- WHAT IS REQUIRED
Output all of the entries exactly as written.

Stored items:
━━━━

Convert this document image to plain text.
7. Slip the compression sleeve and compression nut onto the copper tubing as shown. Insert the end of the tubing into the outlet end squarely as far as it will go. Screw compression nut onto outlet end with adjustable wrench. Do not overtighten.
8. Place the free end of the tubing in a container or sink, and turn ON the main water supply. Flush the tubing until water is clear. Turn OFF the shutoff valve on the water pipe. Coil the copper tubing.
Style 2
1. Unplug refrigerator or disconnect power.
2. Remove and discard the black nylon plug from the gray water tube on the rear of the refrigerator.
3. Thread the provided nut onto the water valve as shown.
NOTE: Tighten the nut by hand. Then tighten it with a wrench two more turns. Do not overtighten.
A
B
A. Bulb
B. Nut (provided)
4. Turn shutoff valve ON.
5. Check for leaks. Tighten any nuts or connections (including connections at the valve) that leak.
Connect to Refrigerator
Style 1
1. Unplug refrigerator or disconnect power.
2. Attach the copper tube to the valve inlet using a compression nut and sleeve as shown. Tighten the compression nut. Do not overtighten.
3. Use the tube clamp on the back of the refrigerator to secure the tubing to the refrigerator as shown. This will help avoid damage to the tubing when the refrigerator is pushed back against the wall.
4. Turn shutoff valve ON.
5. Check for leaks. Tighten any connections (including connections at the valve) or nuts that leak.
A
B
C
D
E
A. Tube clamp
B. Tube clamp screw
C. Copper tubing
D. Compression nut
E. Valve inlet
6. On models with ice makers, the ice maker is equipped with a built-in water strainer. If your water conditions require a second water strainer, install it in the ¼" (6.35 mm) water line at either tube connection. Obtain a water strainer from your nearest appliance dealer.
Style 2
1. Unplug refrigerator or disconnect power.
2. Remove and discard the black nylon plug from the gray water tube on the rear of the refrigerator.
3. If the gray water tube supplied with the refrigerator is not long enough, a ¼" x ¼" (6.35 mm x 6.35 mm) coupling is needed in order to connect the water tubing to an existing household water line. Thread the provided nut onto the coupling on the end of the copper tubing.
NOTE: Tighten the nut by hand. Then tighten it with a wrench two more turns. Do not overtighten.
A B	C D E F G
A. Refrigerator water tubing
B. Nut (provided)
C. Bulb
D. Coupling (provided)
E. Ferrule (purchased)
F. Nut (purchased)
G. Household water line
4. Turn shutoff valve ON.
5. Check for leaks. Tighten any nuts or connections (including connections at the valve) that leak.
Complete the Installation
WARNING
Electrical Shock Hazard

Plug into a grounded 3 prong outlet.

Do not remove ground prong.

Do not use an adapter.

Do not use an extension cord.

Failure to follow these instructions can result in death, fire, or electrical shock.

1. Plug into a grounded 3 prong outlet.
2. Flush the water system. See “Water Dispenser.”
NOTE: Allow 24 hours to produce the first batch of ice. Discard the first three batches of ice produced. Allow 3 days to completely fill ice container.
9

━━━━

- RESPONSE TO THE TASK
Convert this document image to plain text.
7. Slip the compression sleeve and compression nut onto the copper tubing as shown. Insert the end of the tubing into the outlet end squarely as far as it will go. Screw compression nut onto outlet end with adjustable wrench. Do not overtighten.
8. Place the free end of the tubing in a container or sink, and turn ON the main water supply. Flush the tubing until water is clear. Turn OFF the shutoff valve on the water pipe. Coil the copper tubing.
Style 2
1. Unplug refrigerator or disconnect power.
2. Remove and discard the black nylon plug from the gray water tube on the rear of the refrigerator.
3. Thread the provided nut onto the water valve as shown.
NOTE: Tighten the nut by hand. Then tighten it with a wrench two more turns. Do not overtighten.
A
B
A. Bulb
B. Nut (provided)
4. Turn shutoff valve ON.
5. Check for leaks. Tighten any nuts or connections (including connections at the valve) that leak.
Connect to Refrigerator
Style 1
1. Unplug refrigerator or disconnect power.
2. Attach the copper tube to the valve inlet using a compression nut and sleeve as shown. Tighten the compression nut. Do not overtighten.
3. Use the tube clamp on the back of the refrigerator to secure the tubing to the refrigerator as shown. This will help avoid damage to the tubing when the refrigerator is pushed back against the wall.
4. Turn shutoff valve ON.
5. Check for leaks. Tighten any connections (including connections at the valve) or nuts that leak.
A
B
C
D
E
A. Tube clamp
B. Tube clamp screw
C. Copper tubing
D. Compression nut
E. Valve inlet
6. On models with ice makers, the ice maker is equipped with a built-in water strainer. If your water conditions require a second water strainer, install it in the ¼" (6.35 mm) water line at either tube connection. Obtain a water strainer from your nearest appliance dealer.
Style 2
1. Unplug refrigerator or disconnect power.
2. Remove and discard the black nylon plug from the gray water tube on the rear of the refrigerator.
3. If the gray water tube supplied with the refrigerator is not long enough, a ¼" x ¼" (6.35 mm x 6.35 mm) coupling is needed in order to connect the water tubing to an existing household water line. Thread the provided nut onto the coupling on the end of the copper tubing.
NOTE: Tighten the nut by hand. Then tighten it with a wrench two more turns. Do not overtighten.
A B	C D E F G
A. Refrigerator water tubing
B. Nut (provided)
C. Bulb
D. Coupling (provided)
E. Ferrule (purchased)
F. Nut (purchased)
G. Household water line
4. Turn shutoff valve ON.
5. Check for leaks. Tighten any nuts or connections (including connections at the valve) that leak.
Complete the Installation
WARNING
Electrical Shock Hazard

Plug into a grounded 3 prong outlet.

Do not remove ground prong.

Do not use an adapter.

Do not use an extension cord.

Failure to follow these instructions can result in death, fire, or electrical shock.

1. Plug into a grounded 3 prong outlet.
2. Flush the water system. See “Water Dispenser.”
NOTE: Allow 24 hours to produce the first batch of ice. Discard the first three batches of ice produced. Allow 3 days to completely fill ice container.
9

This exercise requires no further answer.